__Do this__
The records that follow need to be output exactly as they are.

__Records provided__
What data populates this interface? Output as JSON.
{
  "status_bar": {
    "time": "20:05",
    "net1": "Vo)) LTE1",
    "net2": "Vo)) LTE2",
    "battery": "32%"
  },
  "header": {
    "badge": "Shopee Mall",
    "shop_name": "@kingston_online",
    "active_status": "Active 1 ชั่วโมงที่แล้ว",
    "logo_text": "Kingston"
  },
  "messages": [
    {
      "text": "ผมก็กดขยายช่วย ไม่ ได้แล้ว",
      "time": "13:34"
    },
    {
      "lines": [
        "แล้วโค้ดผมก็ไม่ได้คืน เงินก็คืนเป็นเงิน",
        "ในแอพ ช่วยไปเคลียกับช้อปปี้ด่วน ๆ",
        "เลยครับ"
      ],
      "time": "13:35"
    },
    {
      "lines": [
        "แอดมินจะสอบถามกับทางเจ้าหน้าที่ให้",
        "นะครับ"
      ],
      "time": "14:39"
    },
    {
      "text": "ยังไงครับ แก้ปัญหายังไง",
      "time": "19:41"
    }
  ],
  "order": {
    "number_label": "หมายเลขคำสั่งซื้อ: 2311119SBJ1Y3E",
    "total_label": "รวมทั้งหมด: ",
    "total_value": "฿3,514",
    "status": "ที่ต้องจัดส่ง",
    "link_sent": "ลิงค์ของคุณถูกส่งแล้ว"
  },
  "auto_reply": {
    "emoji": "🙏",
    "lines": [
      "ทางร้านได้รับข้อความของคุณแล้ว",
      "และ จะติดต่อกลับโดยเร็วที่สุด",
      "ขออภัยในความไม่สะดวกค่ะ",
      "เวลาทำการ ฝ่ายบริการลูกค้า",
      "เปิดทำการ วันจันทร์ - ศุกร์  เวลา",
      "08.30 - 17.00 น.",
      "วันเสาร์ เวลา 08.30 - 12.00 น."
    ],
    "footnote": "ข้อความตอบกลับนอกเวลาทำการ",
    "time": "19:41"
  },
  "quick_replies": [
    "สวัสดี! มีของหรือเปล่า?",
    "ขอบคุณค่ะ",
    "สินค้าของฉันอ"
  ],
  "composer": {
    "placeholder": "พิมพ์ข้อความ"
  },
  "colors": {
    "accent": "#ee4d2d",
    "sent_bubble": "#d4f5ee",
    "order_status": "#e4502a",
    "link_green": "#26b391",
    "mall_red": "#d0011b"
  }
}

__The reply__
What data populates this interface? Output as JSON.
{
  "status_bar": {
    "time": "20:05",
    "net1": "Vo)) LTE1",
    "net2": "Vo)) LTE2",
    "battery": "32%"
  },
  "header": {
    "badge": "Shopee Mall",
    "shop_name": "@kingston_online",
    "active_status": "Active 1 ชั่วโมงที่แล้ว",
    "logo_text": "Kingston"
  },
  "messages": [
    {
      "text": "ผมก็กดขยายช่วย ไม่ ได้แล้ว",
      "time": "13:34"
    },
    {
      "lines": [
        "แล้วโค้ดผมก็ไม่ได้คืน เงินก็คืนเป็นเงิน",
        "ในแอพ ช่วยไปเคลียกับช้อปปี้ด่วน ๆ",
        "เลยครับ"
      ],
      "time": "13:35"
    },
    {
      "lines": [
        "แอดมินจะสอบถามกับทางเจ้าหน้าที่ให้",
        "นะครับ"
      ],
      "time": "14:39"
    },
    {
      "text": "ยังไงครับ แก้ปัญหายังไง",
      "time": "19:41"
    }
  ],
  "order": {
    "number_label": "หมายเลขคำสั่งซื้อ: 2311119SBJ1Y3E",
    "total_label": "รวมทั้งหมด: ",
    "total_value": "฿3,514",
    "status": "ที่ต้องจัดส่ง",
    "link_sent": "ลิงค์ของคุณถูกส่งแล้ว"
  },
  "auto_reply": {
    "emoji": "🙏",
    "lines": [
      "ทางร้านได้รับข้อความของคุณแล้ว",
      "และ จะติดต่อกลับโดยเร็วที่สุด",
      "ขออภัยในความไม่สะดวกค่ะ",
      "เวลาทำการ ฝ่ายบริการลูกค้า",
      "เปิดทำการ วันจันทร์ - ศุกร์  เวลา",
      "08.30 - 17.00 น.",
      "วันเสาร์ เวลา 08.30 - 12.00 น."
    ],
    "footnote": "ข้อความตอบกลับนอกเวลาทำการ",
    "time": "19:41"
  },
  "quick_replies": [
    "สวัสดี! มีของหรือเปล่า?",
    "ขอบคุณค่ะ",
    "สินค้าของฉันอ"
  ],
  "composer": {
    "placeholder": "พิมพ์ข้อความ"
  },
  "colors": {
    "accent": "#ee4d2d",
    "sent_bubble": "#d4f5ee",
    "order_status": "#e4502a",
    "link_green": "#26b391",
    "mall_red": "#d0011b"
  }
}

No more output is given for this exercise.